What lines of the data hold the string "Редактировать"? Pull each one out.

════

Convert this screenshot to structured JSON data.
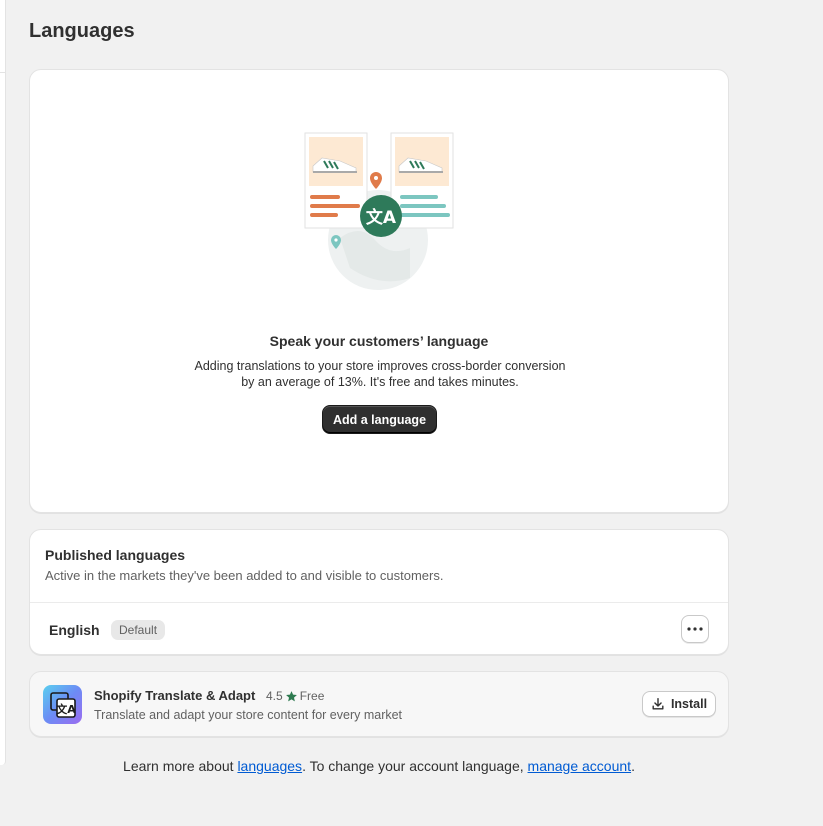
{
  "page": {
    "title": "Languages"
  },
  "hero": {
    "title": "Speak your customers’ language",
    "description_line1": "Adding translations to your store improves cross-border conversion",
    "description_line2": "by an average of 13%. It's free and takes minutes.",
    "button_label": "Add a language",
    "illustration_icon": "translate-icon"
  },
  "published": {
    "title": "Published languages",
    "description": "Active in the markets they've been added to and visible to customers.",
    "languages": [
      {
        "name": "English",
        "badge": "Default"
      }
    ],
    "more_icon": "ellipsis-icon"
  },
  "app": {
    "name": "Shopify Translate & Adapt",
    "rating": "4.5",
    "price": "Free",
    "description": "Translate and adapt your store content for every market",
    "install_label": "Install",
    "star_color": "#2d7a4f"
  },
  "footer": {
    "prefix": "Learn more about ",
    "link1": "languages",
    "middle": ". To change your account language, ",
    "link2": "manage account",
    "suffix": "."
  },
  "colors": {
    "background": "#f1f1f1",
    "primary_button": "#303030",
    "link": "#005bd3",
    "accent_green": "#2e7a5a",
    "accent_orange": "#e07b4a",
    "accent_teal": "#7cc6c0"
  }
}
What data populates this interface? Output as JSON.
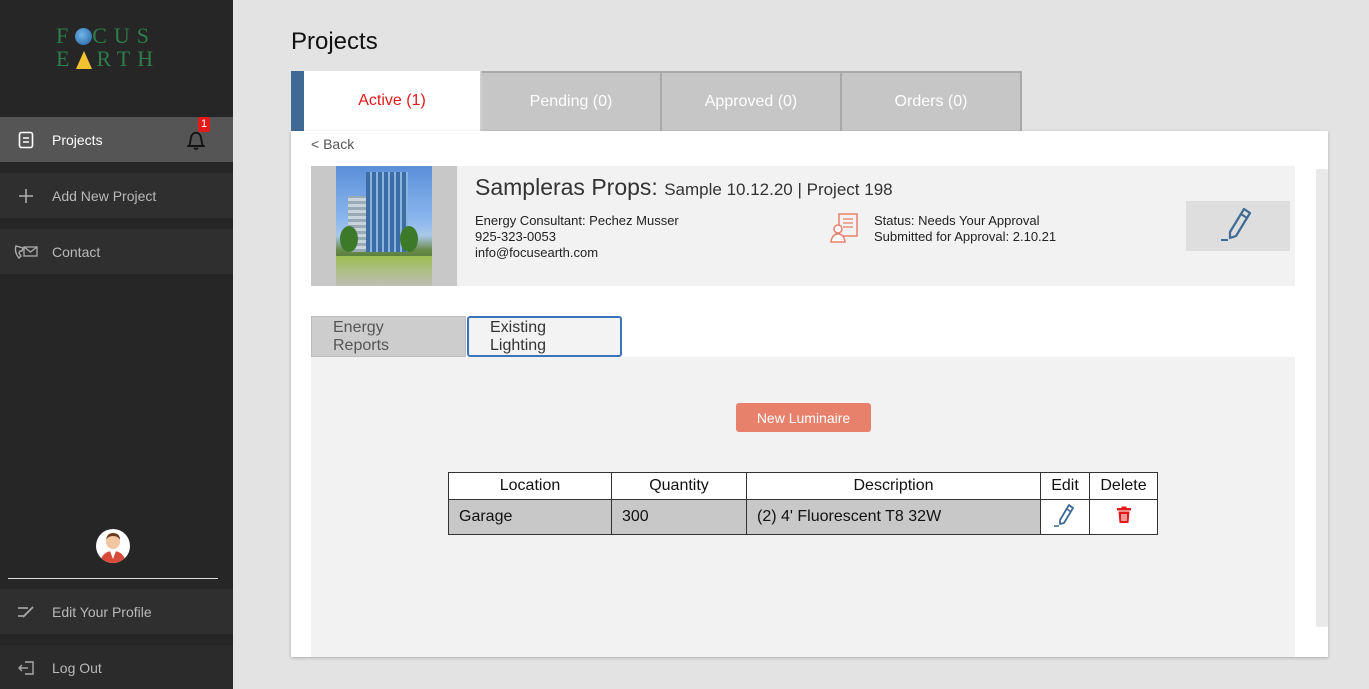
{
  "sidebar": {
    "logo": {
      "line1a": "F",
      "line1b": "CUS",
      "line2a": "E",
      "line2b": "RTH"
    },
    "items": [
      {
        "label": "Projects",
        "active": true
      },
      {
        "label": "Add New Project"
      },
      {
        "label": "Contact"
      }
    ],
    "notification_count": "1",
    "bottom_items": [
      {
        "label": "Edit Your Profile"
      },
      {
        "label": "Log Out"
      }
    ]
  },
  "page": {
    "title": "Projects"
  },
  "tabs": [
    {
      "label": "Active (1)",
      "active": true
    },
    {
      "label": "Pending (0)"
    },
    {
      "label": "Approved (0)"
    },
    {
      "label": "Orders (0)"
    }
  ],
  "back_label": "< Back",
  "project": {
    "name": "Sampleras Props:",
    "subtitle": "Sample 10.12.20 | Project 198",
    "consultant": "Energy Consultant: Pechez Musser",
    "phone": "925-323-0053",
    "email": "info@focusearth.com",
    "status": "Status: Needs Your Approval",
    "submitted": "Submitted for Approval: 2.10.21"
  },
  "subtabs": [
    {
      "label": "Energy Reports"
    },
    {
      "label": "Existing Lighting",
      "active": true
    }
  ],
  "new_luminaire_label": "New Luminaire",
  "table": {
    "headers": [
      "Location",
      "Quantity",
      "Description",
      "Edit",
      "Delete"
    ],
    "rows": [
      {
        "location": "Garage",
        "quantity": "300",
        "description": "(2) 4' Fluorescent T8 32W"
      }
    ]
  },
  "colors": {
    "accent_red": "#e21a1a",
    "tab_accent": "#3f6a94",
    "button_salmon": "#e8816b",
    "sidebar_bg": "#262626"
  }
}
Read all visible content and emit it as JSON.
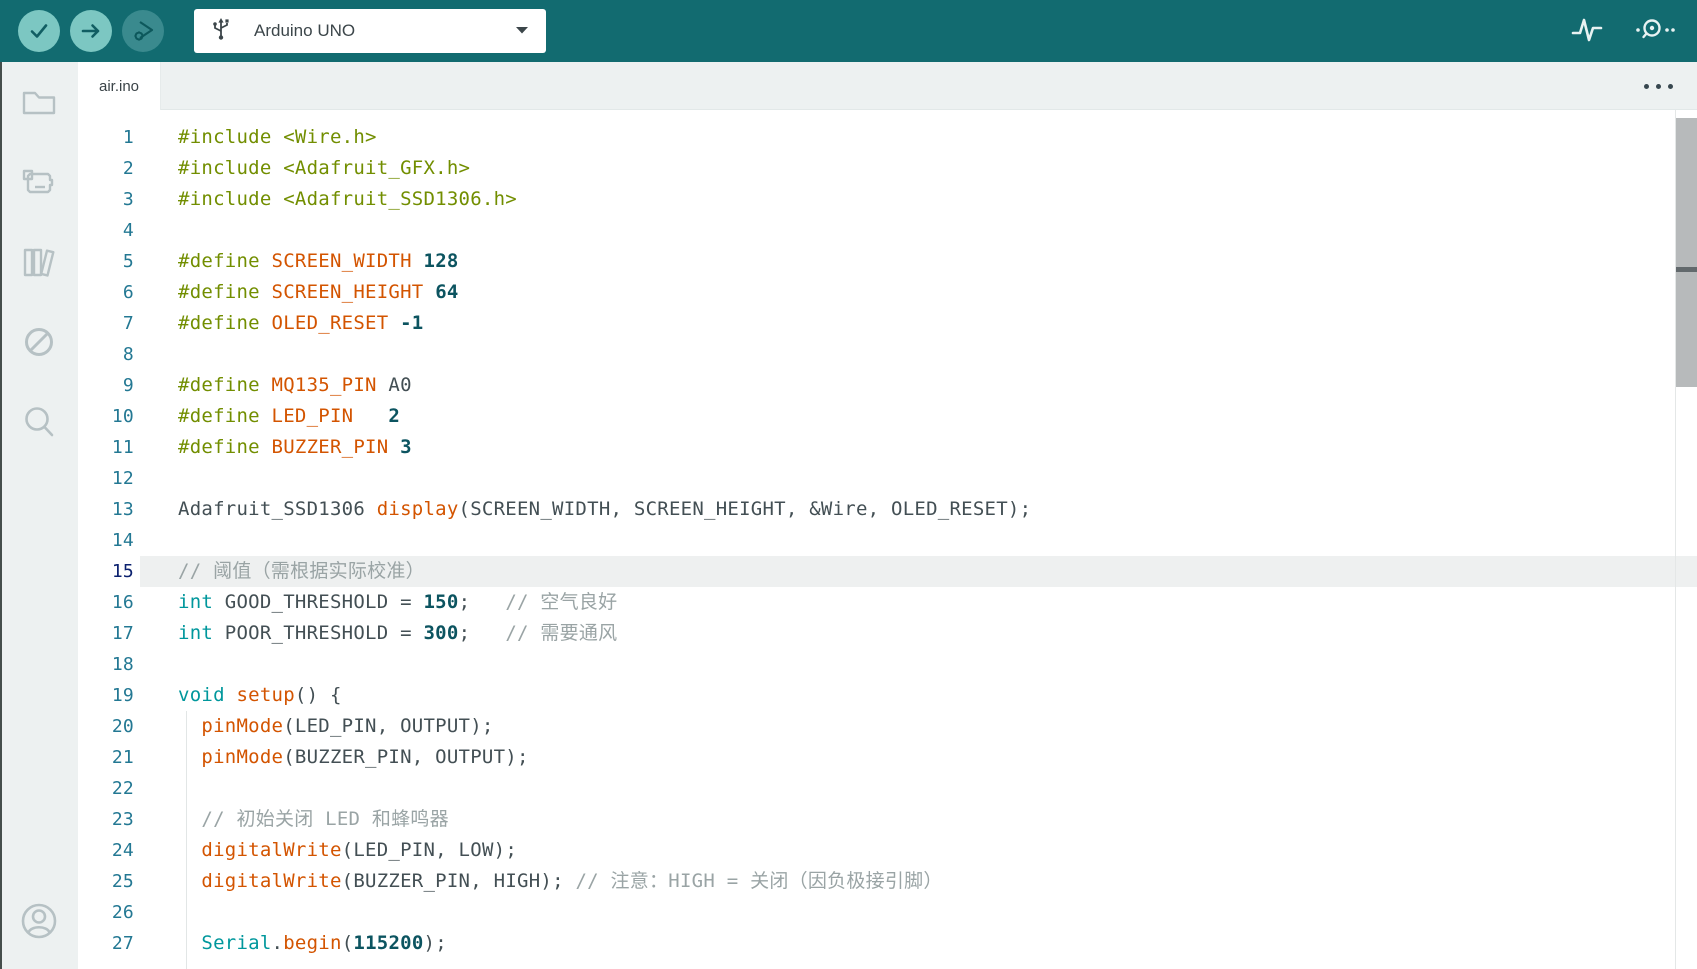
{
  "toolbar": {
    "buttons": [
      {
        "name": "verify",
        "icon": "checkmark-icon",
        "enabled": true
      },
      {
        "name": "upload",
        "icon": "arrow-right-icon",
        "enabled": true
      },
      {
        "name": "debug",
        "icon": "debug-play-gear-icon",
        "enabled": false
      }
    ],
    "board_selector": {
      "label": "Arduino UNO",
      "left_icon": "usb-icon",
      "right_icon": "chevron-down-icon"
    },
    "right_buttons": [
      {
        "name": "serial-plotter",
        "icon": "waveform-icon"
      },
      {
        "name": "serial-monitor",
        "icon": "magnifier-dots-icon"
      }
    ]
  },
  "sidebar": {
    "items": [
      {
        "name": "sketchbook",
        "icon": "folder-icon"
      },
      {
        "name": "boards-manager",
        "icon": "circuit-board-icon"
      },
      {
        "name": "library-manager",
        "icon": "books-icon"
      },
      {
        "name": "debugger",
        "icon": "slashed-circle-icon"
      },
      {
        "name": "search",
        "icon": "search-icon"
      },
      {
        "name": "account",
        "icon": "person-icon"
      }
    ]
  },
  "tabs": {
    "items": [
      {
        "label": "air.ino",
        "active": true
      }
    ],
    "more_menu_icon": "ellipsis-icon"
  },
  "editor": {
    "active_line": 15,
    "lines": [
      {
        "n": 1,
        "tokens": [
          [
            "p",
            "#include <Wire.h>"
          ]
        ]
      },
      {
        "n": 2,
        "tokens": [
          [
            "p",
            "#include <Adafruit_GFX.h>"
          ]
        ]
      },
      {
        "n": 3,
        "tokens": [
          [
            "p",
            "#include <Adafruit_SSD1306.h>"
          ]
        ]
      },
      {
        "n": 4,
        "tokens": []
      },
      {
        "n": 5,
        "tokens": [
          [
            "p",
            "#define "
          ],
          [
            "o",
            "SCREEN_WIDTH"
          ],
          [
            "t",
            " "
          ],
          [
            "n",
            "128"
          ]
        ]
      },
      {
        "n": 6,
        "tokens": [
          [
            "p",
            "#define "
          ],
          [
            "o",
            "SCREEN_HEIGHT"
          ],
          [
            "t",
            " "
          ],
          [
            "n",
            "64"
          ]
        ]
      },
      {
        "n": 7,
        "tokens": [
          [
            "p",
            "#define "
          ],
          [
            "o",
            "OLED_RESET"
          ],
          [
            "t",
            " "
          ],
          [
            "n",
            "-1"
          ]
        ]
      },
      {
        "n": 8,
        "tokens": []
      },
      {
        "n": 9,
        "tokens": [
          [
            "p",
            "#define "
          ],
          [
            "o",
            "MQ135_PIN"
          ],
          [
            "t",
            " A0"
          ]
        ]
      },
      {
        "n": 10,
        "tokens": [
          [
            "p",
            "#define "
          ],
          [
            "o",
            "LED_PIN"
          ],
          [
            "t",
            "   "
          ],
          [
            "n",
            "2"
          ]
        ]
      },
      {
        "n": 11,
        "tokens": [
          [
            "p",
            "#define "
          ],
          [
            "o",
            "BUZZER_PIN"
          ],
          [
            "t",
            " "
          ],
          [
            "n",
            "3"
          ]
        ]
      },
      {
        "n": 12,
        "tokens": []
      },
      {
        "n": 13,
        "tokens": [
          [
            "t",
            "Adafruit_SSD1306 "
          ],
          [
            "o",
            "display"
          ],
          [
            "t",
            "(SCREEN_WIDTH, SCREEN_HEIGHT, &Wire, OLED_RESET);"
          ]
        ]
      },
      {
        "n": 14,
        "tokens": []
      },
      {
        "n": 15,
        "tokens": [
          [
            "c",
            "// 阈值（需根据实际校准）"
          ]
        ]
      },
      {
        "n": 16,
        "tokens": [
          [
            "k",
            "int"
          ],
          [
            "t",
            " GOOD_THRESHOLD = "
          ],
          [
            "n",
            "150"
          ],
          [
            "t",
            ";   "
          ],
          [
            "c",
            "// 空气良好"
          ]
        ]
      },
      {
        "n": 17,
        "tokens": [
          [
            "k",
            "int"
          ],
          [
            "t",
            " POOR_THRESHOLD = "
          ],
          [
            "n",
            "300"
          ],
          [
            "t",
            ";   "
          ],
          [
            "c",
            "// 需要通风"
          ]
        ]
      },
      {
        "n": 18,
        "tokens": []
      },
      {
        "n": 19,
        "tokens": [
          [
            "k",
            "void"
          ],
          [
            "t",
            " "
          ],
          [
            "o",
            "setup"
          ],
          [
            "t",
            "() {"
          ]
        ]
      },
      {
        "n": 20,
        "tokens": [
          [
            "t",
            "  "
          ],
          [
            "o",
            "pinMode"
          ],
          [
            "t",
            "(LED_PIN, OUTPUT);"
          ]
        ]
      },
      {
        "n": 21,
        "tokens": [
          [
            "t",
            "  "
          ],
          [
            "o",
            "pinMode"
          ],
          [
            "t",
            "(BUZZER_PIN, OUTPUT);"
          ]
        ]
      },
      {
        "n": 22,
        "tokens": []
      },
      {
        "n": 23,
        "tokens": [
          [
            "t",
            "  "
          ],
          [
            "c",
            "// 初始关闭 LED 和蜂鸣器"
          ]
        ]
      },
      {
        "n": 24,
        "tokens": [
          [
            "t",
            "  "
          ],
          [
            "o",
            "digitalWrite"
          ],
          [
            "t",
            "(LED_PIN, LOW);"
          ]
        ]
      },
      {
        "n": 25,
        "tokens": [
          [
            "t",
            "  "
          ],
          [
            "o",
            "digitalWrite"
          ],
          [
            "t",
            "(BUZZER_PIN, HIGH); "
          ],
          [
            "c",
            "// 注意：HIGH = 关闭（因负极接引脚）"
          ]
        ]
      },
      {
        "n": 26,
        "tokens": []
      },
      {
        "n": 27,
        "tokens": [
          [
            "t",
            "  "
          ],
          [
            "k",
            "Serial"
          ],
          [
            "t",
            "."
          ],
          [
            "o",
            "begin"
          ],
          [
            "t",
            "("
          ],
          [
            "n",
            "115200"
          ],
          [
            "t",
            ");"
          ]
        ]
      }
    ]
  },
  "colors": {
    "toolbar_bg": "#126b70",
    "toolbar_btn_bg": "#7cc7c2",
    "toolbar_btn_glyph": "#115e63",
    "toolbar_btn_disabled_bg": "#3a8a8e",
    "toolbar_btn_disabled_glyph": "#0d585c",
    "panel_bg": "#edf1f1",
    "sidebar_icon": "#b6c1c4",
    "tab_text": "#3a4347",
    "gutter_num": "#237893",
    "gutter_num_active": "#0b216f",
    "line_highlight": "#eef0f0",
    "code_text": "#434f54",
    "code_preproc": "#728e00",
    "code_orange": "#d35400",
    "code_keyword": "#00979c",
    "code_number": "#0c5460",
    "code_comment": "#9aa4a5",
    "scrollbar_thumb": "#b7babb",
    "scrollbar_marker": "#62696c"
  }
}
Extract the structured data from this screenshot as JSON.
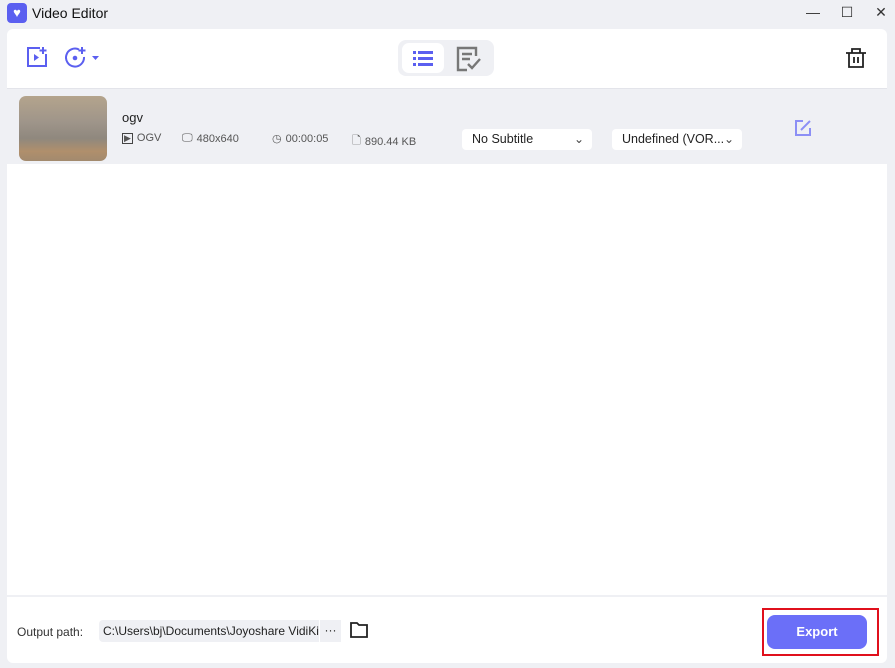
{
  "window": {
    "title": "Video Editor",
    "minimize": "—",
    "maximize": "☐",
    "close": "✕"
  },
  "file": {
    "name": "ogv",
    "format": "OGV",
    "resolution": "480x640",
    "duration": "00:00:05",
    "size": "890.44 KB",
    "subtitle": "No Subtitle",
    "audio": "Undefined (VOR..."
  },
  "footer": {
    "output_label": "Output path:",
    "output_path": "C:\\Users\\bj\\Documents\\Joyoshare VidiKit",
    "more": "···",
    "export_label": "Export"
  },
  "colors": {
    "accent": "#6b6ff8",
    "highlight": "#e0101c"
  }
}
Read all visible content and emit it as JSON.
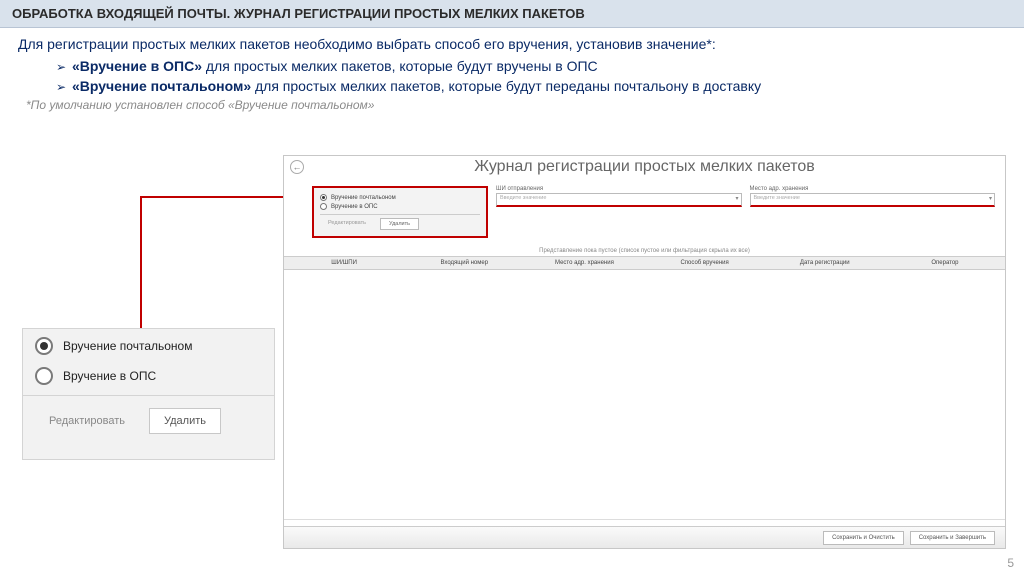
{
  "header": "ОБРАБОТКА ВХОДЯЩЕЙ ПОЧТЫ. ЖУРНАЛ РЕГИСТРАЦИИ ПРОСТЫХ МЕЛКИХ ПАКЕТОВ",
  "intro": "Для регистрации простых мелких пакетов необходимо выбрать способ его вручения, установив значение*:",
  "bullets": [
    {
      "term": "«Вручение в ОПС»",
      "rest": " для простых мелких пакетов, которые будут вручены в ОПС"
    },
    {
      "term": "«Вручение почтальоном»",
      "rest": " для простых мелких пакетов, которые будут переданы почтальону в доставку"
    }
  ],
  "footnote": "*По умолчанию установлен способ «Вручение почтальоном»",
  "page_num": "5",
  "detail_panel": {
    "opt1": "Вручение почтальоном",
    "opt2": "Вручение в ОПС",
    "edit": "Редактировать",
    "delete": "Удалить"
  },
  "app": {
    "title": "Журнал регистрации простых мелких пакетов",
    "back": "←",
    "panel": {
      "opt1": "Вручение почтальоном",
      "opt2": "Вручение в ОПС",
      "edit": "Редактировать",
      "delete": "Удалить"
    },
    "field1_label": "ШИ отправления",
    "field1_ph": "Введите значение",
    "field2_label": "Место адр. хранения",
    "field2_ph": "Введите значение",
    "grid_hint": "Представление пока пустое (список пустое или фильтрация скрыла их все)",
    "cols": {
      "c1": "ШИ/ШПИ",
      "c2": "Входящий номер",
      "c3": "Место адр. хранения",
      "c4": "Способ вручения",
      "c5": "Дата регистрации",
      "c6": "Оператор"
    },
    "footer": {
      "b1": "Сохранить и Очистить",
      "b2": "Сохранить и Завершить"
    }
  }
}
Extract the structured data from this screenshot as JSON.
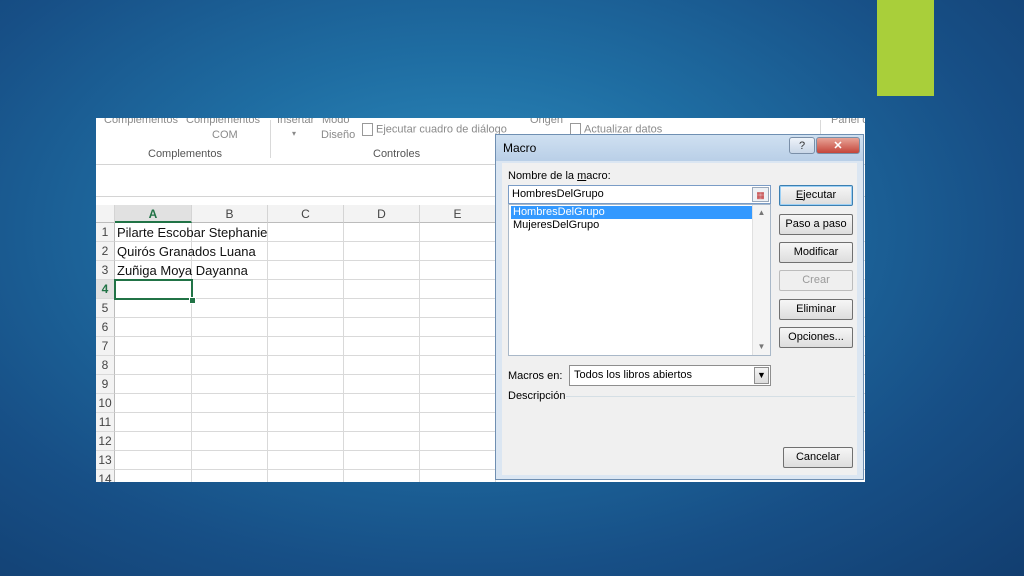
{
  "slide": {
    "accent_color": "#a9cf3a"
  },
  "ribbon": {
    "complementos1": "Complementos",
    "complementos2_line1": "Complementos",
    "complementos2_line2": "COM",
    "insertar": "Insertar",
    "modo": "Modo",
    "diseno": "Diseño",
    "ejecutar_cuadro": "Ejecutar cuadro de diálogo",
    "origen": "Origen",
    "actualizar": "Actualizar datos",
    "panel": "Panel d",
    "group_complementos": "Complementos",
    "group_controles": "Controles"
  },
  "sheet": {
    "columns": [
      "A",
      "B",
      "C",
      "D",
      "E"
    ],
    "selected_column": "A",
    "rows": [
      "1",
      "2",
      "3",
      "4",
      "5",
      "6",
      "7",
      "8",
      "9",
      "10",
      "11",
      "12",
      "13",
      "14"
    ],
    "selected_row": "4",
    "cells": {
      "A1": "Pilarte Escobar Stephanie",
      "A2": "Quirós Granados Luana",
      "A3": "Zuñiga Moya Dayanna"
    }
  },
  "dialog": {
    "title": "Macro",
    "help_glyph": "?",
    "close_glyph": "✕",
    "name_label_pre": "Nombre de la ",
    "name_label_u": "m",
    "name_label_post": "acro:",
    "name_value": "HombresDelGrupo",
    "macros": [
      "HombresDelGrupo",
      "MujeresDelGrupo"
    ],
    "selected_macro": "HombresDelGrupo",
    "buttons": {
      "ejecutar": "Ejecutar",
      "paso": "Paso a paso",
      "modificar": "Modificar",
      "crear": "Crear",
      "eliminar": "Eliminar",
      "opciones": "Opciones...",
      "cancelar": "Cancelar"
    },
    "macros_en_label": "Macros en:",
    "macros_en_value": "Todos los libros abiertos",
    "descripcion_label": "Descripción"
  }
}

════

• [ANSWER TO THE PROBLEM]:
    "edit": "Редактировать",
      "edit": "Редактировать",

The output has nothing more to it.